• THE TASK:
Please print the lines below word for word, keeping every character and their order unchanged.
= = = = =
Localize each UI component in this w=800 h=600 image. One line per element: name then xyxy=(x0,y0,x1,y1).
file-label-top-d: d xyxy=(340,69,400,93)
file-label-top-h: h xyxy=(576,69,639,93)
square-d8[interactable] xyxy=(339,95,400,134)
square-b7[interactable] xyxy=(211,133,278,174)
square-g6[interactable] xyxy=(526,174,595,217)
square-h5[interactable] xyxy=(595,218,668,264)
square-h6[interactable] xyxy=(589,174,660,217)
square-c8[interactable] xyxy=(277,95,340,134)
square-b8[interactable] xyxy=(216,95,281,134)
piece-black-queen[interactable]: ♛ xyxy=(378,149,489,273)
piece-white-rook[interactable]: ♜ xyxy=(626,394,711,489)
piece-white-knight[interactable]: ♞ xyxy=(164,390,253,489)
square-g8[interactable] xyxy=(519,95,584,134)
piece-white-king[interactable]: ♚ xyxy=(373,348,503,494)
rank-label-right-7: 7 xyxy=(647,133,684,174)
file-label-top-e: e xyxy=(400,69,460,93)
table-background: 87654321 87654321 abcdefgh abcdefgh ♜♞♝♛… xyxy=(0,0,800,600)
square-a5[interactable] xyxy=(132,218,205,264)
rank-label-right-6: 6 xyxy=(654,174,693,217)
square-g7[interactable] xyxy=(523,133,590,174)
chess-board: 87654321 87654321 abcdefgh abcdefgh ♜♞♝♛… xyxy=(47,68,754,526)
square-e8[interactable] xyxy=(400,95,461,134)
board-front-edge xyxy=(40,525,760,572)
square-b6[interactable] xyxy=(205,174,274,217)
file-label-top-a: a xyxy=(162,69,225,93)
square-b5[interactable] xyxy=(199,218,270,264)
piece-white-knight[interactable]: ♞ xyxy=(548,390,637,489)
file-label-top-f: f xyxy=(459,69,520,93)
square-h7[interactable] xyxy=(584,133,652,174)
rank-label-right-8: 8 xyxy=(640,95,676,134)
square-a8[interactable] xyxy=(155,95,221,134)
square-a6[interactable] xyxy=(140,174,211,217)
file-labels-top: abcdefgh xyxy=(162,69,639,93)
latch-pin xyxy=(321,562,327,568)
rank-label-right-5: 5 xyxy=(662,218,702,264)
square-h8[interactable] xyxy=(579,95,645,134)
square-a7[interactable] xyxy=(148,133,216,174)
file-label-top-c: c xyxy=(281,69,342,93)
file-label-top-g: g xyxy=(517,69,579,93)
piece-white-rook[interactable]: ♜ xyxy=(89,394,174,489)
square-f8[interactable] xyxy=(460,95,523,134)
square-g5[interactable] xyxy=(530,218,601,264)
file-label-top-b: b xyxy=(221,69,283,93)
= = = = =
• RESULT FOR THIS TASK:
Localize each UI component in this w=800 h=600 image. One line per element: name then xyxy=(x0,y0,x1,y1).
file-label-top-d: d xyxy=(340,69,400,93)
file-label-top-h: h xyxy=(576,69,639,93)
square-d8[interactable] xyxy=(339,95,400,134)
square-b7[interactable] xyxy=(211,133,278,174)
square-g6[interactable] xyxy=(526,174,595,217)
square-h5[interactable] xyxy=(595,218,668,264)
square-h6[interactable] xyxy=(589,174,660,217)
square-c8[interactable] xyxy=(277,95,340,134)
square-b8[interactable] xyxy=(216,95,281,134)
piece-black-queen[interactable]: ♛ xyxy=(378,149,489,273)
piece-white-rook[interactable]: ♜ xyxy=(626,394,711,489)
piece-white-knight[interactable]: ♞ xyxy=(164,390,253,489)
square-g8[interactable] xyxy=(519,95,584,134)
piece-white-king[interactable]: ♚ xyxy=(373,348,503,494)
rank-label-right-7: 7 xyxy=(647,133,684,174)
file-label-top-e: e xyxy=(400,69,460,93)
table-background: 87654321 87654321 abcdefgh abcdefgh ♜♞♝♛… xyxy=(0,0,800,600)
square-a5[interactable] xyxy=(132,218,205,264)
rank-label-right-6: 6 xyxy=(654,174,693,217)
square-g7[interactable] xyxy=(523,133,590,174)
chess-board: 87654321 87654321 abcdefgh abcdefgh ♜♞♝♛… xyxy=(47,68,754,526)
square-e8[interactable] xyxy=(400,95,461,134)
board-front-edge xyxy=(40,525,760,572)
square-b6[interactable] xyxy=(205,174,274,217)
file-label-top-a: a xyxy=(162,69,225,93)
square-b5[interactable] xyxy=(199,218,270,264)
piece-white-knight[interactable]: ♞ xyxy=(548,390,637,489)
file-label-top-f: f xyxy=(459,69,520,93)
square-h7[interactable] xyxy=(584,133,652,174)
rank-label-right-8: 8 xyxy=(640,95,676,134)
square-a8[interactable] xyxy=(155,95,221,134)
square-a6[interactable] xyxy=(140,174,211,217)
file-labels-top: abcdefgh xyxy=(162,69,639,93)
latch-pin xyxy=(321,562,327,568)
rank-label-right-5: 5 xyxy=(662,218,702,264)
square-h8[interactable] xyxy=(579,95,645,134)
square-a7[interactable] xyxy=(148,133,216,174)
file-label-top-c: c xyxy=(281,69,342,93)
file-label-top-g: g xyxy=(517,69,579,93)
piece-white-rook[interactable]: ♜ xyxy=(89,394,174,489)
square-f8[interactable] xyxy=(460,95,523,134)
square-g5[interactable] xyxy=(530,218,601,264)
file-label-top-b: b xyxy=(221,69,283,93)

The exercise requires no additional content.